• _Short task_
Look through the data for the string "السعودية". Copy every line where it is found.

• _Data provided_
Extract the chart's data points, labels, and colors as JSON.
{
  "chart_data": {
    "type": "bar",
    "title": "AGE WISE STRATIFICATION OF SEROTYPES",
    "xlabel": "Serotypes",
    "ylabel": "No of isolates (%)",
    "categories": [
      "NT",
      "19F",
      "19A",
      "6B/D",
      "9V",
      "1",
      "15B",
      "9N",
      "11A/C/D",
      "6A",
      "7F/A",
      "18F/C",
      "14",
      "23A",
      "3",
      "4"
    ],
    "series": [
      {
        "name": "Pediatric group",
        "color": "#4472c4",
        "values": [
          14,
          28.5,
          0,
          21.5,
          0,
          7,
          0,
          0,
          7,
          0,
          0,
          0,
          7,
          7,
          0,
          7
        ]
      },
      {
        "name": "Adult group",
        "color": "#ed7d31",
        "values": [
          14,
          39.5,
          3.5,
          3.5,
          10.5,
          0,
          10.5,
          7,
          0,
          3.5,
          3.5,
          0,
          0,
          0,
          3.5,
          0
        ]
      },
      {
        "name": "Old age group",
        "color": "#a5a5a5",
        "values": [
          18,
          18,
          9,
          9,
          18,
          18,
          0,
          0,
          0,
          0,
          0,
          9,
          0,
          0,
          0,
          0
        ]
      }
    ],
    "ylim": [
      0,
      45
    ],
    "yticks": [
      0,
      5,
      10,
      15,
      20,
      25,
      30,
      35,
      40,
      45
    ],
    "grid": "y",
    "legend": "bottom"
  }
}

==

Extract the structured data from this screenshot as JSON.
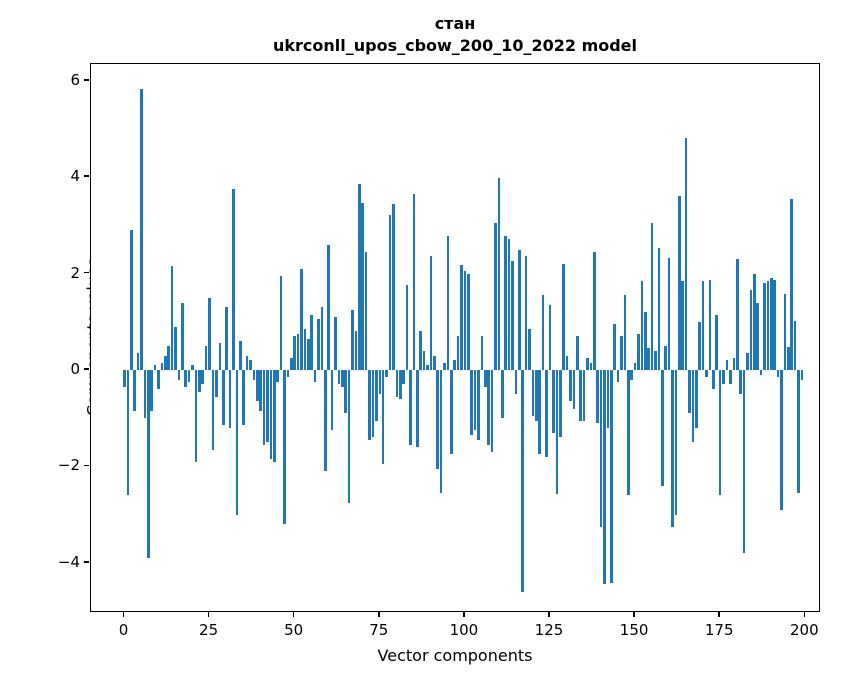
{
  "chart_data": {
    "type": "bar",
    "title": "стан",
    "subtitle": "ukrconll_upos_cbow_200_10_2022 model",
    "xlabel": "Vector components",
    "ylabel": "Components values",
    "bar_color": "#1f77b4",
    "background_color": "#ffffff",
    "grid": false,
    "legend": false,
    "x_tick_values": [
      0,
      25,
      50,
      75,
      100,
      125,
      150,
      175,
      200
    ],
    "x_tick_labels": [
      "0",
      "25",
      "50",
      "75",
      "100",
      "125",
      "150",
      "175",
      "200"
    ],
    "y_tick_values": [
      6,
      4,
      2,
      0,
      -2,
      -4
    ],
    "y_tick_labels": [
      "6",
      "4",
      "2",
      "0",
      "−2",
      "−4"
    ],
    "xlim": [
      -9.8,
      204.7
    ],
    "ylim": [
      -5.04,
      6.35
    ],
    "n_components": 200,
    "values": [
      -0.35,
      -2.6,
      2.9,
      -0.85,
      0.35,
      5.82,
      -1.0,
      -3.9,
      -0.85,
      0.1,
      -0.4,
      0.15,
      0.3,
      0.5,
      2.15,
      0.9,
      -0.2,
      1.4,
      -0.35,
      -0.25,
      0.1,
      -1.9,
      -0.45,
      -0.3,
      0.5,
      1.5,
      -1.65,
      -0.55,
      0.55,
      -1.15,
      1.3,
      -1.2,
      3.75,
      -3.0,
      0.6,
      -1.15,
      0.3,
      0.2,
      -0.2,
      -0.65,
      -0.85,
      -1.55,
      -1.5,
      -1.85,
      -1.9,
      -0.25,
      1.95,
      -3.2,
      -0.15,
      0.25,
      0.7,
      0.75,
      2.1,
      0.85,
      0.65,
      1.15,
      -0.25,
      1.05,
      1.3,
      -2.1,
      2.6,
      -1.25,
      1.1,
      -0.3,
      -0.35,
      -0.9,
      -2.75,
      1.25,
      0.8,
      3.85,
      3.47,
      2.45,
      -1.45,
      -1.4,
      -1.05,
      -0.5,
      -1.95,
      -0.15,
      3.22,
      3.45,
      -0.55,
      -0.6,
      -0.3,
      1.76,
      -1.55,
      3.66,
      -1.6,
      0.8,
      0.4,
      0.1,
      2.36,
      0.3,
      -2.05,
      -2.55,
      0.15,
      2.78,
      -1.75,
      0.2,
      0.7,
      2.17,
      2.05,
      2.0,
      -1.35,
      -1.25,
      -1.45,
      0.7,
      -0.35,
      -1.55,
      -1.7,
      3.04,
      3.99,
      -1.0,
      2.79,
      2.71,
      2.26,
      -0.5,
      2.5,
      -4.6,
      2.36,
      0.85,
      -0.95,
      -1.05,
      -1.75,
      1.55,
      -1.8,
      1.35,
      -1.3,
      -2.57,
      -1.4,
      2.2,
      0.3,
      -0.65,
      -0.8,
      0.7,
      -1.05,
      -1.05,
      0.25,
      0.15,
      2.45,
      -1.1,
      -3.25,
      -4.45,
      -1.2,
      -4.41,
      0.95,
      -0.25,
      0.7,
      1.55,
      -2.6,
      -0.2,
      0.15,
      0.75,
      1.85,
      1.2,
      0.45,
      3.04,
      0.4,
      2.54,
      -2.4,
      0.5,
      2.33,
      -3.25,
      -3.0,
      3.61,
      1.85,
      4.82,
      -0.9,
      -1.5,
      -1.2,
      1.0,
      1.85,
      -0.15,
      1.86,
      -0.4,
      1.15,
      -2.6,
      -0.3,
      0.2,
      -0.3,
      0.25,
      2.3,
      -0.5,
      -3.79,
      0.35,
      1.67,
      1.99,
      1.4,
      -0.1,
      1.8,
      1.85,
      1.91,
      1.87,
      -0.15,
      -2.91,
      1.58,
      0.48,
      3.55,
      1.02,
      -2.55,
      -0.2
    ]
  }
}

--

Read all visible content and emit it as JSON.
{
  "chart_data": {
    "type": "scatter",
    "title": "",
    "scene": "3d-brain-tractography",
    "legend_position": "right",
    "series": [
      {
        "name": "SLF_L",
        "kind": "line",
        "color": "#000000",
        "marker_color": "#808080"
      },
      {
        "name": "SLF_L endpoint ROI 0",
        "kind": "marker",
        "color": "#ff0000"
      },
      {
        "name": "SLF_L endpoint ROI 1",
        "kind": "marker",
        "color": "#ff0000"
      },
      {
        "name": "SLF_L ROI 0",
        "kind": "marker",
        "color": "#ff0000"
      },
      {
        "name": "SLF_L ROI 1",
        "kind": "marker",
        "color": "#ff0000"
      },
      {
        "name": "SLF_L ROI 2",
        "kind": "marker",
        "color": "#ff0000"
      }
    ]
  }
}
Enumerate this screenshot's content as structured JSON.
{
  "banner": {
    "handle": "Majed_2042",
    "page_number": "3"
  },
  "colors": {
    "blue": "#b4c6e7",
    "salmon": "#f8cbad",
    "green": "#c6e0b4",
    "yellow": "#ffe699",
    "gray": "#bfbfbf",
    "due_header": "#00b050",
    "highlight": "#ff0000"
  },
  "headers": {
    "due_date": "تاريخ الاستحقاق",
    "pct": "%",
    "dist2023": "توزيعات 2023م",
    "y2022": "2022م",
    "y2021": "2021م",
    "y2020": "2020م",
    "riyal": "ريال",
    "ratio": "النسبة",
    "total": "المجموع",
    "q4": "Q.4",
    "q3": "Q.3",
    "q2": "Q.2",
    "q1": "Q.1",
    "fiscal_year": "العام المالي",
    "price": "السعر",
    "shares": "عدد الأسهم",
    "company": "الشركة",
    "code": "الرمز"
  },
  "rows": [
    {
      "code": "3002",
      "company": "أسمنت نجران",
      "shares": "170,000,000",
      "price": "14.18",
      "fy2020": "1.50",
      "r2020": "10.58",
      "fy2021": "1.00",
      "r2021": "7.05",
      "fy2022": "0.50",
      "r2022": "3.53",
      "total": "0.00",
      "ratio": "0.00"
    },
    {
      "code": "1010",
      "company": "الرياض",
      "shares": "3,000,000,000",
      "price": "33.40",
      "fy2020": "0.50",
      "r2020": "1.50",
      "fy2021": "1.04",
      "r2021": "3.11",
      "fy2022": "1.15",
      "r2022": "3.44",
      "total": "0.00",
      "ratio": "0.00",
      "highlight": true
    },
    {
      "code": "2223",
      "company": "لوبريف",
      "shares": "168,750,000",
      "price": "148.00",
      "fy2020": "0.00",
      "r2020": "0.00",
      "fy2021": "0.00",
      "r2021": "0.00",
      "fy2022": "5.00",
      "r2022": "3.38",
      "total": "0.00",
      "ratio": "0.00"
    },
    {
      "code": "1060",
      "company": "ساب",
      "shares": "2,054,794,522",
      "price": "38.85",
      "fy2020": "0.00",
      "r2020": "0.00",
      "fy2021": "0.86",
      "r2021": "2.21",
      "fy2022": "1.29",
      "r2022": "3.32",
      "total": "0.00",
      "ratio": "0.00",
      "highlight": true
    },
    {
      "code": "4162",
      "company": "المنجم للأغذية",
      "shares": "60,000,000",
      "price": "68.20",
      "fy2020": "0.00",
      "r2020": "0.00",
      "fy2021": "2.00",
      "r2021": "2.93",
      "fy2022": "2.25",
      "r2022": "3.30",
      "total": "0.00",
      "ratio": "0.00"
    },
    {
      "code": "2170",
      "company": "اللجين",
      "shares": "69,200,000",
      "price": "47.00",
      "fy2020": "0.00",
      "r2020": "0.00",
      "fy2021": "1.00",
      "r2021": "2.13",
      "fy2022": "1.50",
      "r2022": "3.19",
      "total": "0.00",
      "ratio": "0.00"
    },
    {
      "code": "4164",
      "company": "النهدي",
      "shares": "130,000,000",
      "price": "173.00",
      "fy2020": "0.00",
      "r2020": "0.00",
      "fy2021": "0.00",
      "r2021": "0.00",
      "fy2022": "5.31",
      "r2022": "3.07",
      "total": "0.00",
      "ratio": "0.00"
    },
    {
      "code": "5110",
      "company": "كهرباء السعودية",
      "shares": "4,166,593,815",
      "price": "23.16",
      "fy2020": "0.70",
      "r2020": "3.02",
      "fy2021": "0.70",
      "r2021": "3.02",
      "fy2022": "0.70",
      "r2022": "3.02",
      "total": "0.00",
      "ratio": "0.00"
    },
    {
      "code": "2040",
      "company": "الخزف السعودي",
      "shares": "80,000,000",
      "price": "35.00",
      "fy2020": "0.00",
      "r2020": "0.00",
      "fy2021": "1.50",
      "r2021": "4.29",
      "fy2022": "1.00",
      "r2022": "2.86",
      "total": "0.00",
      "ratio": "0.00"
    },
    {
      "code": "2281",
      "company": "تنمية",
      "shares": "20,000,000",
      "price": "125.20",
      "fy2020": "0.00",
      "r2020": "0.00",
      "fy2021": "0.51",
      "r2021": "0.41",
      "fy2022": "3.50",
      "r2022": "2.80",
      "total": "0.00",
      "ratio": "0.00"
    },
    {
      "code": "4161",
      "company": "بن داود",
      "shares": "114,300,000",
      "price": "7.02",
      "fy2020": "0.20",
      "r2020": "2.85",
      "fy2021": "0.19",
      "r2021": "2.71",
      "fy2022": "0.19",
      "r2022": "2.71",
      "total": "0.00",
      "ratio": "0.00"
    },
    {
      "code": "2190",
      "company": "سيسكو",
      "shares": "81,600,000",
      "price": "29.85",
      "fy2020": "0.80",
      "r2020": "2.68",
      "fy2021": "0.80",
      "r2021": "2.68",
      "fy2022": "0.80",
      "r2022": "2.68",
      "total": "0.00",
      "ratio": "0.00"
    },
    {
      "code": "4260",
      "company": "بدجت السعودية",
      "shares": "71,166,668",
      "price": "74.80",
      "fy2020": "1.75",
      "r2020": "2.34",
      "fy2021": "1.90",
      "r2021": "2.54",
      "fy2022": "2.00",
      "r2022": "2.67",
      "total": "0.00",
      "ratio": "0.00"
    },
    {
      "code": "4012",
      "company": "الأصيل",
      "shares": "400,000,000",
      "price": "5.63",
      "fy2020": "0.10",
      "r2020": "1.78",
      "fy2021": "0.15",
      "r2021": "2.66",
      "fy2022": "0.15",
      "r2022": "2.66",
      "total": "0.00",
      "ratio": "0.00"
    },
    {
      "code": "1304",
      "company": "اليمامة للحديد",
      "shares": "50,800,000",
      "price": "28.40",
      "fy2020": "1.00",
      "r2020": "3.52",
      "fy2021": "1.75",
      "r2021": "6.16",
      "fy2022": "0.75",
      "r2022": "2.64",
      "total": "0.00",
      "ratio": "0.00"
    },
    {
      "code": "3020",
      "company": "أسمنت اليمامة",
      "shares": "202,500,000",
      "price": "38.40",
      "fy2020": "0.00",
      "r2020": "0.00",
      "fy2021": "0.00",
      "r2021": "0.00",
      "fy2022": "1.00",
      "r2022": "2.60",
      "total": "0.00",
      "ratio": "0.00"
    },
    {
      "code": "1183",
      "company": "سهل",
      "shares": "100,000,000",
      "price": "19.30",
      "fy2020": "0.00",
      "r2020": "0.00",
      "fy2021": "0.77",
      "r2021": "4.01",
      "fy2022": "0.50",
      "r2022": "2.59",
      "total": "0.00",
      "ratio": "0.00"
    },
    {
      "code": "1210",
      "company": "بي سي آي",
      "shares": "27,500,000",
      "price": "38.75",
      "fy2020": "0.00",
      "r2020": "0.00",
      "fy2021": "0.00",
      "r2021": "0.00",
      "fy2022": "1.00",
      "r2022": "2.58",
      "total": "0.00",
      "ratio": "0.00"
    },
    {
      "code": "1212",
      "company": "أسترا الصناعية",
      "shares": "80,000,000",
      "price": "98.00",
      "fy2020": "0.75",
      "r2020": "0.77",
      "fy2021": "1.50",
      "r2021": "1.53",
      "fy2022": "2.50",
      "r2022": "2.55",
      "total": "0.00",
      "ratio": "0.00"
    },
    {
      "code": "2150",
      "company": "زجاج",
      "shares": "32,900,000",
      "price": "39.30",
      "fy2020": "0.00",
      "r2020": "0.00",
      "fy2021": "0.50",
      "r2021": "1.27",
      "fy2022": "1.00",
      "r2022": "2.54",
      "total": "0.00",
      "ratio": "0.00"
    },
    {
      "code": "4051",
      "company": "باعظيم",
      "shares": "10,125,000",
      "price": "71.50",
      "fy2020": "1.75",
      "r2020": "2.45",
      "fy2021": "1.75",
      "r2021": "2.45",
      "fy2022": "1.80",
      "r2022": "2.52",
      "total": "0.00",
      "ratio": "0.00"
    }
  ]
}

• _Solution to this exercise_
      "company": "كهرباء السعودية",
      "company": "بدجت السعودية",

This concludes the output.